▶ _Provided data_
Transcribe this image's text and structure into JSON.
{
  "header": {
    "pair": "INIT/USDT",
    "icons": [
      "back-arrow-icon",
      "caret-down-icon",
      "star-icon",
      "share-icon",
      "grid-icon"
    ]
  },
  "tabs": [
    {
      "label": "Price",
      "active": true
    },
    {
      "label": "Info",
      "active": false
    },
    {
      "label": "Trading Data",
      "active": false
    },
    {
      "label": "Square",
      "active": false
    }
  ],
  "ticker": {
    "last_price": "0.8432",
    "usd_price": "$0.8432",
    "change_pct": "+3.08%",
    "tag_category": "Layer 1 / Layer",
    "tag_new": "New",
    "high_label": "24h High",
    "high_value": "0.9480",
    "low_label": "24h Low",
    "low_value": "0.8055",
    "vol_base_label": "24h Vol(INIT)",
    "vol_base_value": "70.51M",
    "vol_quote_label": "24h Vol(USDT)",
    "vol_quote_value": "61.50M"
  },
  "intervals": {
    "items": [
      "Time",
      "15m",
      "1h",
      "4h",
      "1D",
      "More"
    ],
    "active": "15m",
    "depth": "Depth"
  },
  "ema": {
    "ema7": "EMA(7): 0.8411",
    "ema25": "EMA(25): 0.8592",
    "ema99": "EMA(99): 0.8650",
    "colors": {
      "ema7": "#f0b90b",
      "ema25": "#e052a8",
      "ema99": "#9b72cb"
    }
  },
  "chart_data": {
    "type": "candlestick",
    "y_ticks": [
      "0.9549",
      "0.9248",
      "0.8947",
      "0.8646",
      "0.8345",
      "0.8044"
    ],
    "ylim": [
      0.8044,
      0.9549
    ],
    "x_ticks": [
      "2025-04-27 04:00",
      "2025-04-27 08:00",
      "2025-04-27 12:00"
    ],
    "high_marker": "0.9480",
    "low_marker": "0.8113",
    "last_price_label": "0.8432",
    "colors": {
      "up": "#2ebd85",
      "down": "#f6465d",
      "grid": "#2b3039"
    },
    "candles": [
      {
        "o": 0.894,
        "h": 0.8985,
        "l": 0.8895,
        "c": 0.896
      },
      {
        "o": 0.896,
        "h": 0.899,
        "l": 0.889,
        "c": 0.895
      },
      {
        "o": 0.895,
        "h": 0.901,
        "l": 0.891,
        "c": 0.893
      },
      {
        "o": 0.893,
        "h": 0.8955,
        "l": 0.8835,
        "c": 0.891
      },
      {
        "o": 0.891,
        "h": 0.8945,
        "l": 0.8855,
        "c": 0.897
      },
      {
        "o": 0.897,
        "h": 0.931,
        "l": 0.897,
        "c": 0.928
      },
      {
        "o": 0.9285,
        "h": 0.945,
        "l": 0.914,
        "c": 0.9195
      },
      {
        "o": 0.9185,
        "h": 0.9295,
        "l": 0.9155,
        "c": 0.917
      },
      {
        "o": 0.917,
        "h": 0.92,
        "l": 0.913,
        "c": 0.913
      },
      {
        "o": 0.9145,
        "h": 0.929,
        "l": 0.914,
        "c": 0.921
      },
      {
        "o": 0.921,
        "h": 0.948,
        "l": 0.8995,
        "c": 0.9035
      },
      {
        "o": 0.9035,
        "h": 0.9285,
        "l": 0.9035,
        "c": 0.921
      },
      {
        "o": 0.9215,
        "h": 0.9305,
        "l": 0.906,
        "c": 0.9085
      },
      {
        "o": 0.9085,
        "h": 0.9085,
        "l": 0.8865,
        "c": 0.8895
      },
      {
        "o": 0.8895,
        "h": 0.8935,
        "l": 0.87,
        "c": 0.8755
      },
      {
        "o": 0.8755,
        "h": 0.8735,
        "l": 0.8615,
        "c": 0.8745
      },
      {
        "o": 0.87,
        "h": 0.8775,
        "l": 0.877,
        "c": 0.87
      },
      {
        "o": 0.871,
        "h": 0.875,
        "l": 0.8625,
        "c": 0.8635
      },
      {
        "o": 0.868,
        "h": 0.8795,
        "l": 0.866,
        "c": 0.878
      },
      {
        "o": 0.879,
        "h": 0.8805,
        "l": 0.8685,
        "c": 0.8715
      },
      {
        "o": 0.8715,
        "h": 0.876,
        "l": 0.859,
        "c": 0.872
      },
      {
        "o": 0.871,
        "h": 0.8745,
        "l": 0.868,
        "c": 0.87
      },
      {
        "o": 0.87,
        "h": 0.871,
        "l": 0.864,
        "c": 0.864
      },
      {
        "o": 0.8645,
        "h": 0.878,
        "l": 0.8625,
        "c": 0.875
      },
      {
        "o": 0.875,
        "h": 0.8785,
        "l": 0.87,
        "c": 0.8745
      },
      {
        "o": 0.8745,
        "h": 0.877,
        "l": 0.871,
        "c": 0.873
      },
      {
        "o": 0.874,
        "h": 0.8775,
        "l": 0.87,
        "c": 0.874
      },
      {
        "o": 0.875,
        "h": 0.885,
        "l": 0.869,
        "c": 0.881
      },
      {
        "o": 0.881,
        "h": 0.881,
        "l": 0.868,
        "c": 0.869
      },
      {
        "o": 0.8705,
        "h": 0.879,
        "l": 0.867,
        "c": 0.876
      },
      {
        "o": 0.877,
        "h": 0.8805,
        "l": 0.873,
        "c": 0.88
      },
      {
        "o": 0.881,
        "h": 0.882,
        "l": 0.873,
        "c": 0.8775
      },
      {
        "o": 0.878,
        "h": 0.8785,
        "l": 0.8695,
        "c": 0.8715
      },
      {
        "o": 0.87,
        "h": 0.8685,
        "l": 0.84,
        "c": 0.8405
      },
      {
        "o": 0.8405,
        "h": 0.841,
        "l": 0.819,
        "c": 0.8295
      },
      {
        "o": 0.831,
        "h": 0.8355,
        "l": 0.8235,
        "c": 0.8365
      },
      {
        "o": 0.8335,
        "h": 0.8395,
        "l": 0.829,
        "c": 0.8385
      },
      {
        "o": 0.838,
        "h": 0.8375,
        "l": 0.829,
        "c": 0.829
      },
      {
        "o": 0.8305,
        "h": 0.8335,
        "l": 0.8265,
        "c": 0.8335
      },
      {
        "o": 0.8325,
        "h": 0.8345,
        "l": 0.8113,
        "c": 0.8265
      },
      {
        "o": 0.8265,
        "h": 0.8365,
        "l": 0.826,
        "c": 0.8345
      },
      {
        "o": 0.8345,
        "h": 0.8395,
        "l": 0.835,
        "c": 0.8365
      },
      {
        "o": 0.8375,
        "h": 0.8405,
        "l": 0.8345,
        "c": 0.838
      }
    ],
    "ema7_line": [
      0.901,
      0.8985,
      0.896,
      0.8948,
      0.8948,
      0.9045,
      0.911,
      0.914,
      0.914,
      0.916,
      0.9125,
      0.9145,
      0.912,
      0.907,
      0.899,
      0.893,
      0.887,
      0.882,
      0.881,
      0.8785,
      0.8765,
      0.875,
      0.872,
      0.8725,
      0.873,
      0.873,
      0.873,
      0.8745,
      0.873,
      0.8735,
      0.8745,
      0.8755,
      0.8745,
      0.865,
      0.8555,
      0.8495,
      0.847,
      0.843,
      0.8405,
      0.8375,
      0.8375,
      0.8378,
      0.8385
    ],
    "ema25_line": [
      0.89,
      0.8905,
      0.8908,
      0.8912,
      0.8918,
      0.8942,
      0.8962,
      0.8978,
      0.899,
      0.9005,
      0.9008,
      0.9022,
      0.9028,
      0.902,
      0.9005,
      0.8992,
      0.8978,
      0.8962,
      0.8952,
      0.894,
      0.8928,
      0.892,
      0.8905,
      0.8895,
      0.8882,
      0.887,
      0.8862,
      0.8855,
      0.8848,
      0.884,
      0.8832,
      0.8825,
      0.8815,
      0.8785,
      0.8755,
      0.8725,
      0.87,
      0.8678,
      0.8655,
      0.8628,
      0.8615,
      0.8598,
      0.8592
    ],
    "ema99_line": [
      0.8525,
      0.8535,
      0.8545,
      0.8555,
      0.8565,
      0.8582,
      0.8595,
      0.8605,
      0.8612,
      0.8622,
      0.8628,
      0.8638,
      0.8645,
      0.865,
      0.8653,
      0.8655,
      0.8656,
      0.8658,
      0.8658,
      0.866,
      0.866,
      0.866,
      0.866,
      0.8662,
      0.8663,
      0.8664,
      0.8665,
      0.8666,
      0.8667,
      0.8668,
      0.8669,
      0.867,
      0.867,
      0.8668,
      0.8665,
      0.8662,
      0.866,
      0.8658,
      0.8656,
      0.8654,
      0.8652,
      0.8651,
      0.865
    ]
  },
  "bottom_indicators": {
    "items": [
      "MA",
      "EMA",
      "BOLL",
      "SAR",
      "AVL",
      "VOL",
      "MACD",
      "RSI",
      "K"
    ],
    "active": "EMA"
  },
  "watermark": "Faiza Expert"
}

▶ _Your objective_
Return, from the data, each line that has the word "INIT" in it.

▶ _Answer_
    "pair": "INIT/USDT",
    "vol_base_label": "24h Vol(INIT)",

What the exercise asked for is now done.